Print all the records exactly, please.

Material to process
■ ■ ■ ■
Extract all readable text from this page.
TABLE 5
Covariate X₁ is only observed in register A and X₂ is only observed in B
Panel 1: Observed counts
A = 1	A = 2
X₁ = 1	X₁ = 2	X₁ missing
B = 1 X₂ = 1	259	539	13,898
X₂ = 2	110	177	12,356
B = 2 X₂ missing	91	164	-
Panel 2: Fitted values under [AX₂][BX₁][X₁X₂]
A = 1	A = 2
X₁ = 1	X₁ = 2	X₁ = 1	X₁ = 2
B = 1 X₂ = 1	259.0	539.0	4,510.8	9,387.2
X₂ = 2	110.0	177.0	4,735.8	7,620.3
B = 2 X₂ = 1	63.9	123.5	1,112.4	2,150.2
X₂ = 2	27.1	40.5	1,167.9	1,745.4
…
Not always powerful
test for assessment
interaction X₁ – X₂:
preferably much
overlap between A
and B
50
■ ■ ■ ■
Task solution
Extract all readable text from this page.
TABLE 5
Covariate X₁ is only observed in register A and X₂ is only observed in B
Panel 1: Observed counts
A = 1	A = 2
X₁ = 1	X₁ = 2	X₁ missing
B = 1 X₂ = 1	259	539	13,898
X₂ = 2	110	177	12,356
B = 2 X₂ missing	91	164	-
Panel 2: Fitted values under [AX₂][BX₁][X₁X₂]
A = 1	A = 2
X₁ = 1	X₁ = 2	X₁ = 1	X₁ = 2
B = 1 X₂ = 1	259.0	539.0	4,510.8	9,387.2
X₂ = 2	110.0	177.0	4,735.8	7,620.3
B = 2 X₂ = 1	63.9	123.5	1,112.4	2,150.2
X₂ = 2	27.1	40.5	1,167.9	1,745.4
…
Not always powerful
test for assessment
interaction X₁ – X₂:
preferably much
overlap between A
and B
50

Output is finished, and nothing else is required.